• [Given records]:
===
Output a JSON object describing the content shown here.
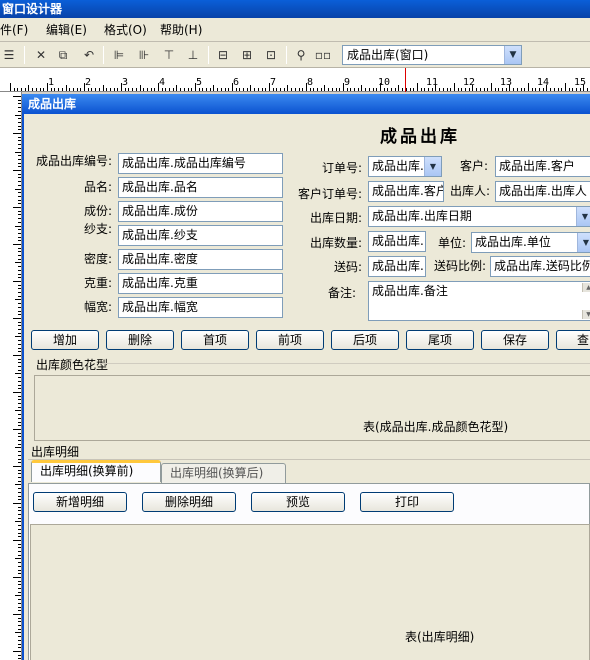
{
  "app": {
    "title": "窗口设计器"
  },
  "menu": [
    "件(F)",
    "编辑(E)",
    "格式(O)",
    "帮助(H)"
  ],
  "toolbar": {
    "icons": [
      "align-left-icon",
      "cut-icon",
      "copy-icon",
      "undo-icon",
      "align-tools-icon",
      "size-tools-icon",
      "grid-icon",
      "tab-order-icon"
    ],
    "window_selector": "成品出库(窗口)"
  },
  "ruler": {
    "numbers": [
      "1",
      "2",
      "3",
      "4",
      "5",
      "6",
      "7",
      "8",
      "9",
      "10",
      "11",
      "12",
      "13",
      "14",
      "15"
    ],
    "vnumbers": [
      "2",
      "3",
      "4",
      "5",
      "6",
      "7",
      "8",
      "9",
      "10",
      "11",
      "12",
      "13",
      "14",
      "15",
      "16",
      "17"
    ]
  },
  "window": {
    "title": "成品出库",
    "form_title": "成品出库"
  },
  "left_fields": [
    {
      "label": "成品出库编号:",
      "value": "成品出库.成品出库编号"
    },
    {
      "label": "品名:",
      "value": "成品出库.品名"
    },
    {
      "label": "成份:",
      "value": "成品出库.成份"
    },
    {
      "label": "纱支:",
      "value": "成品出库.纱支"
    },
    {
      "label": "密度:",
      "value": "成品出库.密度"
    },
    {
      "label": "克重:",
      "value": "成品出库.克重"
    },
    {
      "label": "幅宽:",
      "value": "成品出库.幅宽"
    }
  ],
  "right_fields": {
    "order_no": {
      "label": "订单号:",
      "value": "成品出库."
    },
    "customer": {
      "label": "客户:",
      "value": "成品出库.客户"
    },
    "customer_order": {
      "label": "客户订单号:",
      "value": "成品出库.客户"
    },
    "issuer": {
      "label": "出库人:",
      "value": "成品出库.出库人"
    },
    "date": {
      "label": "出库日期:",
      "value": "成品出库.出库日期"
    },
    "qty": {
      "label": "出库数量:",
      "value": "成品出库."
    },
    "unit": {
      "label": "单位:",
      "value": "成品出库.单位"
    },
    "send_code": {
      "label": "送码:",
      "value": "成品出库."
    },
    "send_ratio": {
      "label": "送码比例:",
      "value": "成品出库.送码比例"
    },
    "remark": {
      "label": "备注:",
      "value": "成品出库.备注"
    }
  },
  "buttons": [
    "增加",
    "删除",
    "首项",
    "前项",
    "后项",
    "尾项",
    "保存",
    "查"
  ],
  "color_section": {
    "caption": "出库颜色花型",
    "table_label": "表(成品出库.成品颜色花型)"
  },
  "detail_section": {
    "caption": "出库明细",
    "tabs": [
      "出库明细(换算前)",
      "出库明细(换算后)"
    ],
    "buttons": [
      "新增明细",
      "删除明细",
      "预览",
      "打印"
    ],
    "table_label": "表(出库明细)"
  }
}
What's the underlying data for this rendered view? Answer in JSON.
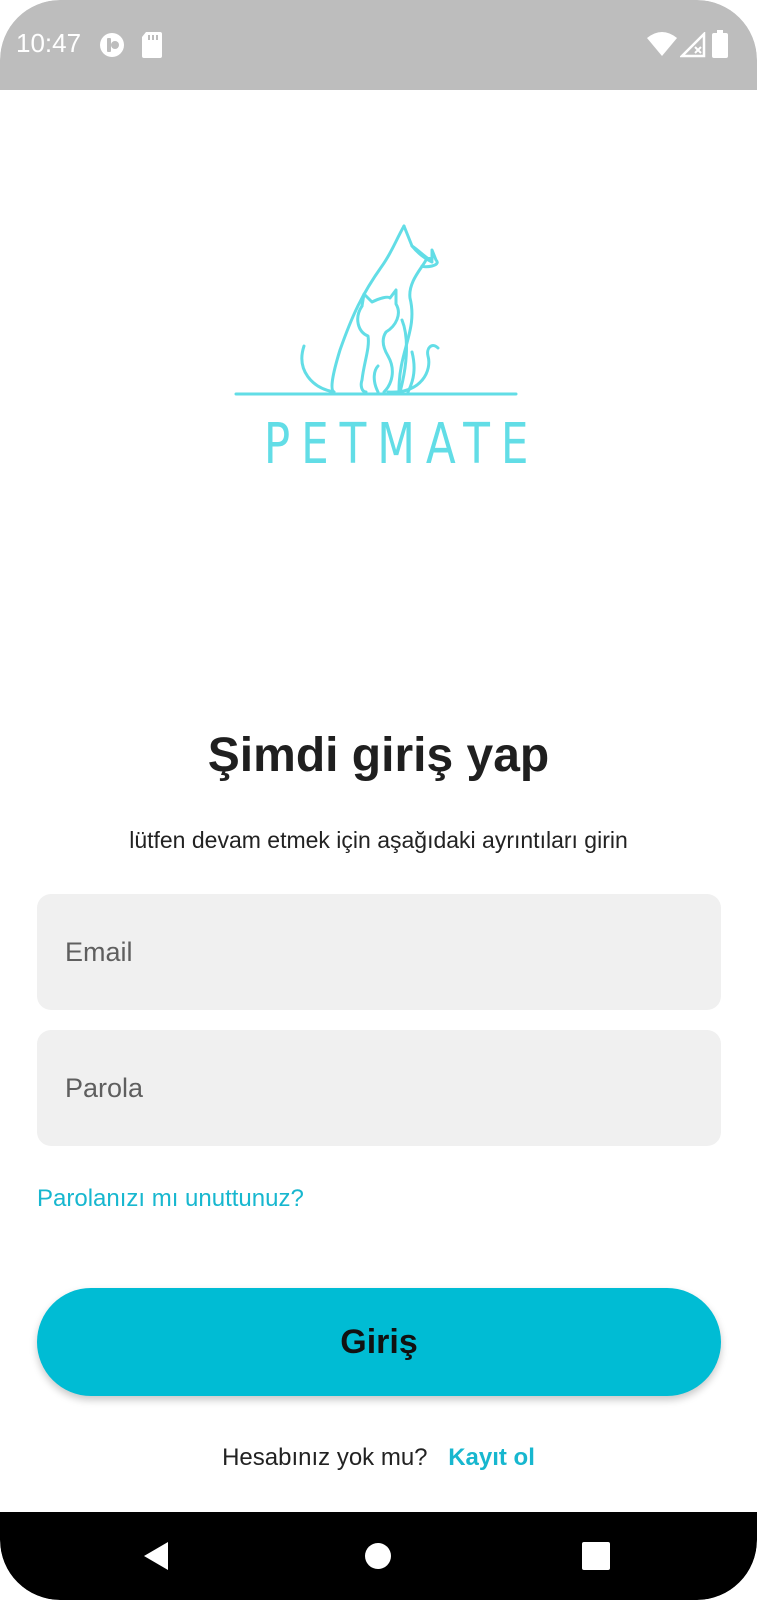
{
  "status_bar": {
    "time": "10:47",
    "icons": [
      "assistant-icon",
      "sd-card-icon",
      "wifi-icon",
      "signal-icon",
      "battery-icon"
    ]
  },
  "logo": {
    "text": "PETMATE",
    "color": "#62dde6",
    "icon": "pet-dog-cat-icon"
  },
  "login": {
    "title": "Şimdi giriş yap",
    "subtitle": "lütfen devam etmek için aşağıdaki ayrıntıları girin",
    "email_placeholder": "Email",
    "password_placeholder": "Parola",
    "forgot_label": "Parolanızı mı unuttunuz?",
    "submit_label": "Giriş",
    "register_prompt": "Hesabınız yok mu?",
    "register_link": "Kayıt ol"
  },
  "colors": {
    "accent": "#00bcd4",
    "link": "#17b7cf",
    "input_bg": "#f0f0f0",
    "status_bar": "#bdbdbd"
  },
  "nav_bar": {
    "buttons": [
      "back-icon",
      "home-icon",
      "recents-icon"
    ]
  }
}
===
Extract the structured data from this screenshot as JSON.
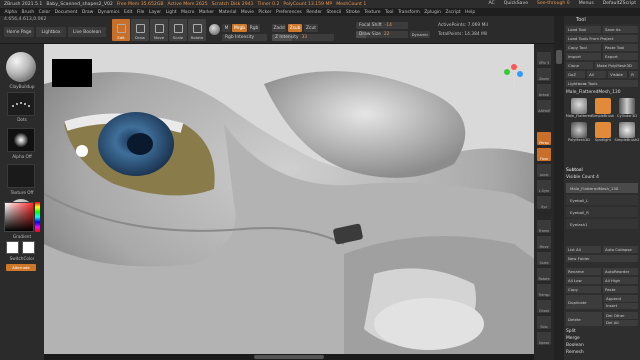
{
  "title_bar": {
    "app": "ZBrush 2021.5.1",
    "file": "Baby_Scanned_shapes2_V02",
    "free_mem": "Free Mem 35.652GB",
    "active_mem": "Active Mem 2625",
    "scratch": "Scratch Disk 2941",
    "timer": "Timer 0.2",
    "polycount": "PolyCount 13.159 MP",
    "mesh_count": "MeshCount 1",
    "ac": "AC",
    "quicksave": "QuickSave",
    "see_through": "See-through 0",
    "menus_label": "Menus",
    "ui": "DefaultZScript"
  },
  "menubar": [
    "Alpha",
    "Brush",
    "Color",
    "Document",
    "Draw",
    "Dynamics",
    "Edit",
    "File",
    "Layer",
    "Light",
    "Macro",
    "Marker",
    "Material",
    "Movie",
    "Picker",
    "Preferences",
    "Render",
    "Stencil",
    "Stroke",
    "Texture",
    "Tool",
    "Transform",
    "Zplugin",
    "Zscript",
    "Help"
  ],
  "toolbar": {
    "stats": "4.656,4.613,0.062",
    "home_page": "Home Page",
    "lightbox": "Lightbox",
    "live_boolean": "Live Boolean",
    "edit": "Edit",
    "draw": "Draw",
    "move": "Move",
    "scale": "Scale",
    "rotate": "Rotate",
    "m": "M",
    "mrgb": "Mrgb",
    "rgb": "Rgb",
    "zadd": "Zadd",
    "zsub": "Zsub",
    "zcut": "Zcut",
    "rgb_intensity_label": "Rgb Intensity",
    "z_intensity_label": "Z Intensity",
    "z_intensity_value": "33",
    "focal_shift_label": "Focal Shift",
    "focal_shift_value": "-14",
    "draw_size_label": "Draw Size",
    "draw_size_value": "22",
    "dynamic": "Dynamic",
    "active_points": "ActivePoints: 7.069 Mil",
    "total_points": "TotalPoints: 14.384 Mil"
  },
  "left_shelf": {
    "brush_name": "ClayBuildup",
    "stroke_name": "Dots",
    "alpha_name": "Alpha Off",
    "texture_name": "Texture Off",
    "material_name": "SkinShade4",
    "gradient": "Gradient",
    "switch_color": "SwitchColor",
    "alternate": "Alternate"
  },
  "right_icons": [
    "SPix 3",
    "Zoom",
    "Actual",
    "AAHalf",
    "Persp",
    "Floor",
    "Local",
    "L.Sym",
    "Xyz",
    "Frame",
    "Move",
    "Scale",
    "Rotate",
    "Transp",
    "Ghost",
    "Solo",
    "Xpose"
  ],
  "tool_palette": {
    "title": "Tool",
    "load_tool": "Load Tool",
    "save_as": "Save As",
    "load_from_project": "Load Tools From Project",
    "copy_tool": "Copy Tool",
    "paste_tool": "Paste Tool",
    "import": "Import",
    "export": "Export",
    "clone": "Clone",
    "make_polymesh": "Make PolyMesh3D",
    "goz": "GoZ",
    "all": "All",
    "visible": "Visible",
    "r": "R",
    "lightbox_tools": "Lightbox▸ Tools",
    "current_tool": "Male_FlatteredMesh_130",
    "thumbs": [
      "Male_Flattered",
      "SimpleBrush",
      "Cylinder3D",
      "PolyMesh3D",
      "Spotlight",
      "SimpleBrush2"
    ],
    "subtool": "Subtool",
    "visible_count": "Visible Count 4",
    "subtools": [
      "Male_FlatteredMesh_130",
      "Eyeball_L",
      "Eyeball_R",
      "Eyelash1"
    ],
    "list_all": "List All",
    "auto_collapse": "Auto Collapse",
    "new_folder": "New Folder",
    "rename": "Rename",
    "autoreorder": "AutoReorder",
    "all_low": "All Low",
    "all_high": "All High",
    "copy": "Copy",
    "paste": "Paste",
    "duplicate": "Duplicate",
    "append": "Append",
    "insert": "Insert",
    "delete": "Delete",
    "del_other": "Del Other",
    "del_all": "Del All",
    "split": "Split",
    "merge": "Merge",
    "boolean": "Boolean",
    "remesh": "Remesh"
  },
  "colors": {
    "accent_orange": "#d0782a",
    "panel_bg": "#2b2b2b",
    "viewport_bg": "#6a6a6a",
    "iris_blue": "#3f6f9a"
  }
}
===
• [Exercise description]: Where a line above holds the string "this", show that line.

• [Task response]:
What's the underlying data for this rendered view? Answer in JSON.
Extract the structured data from this screenshot as JSON.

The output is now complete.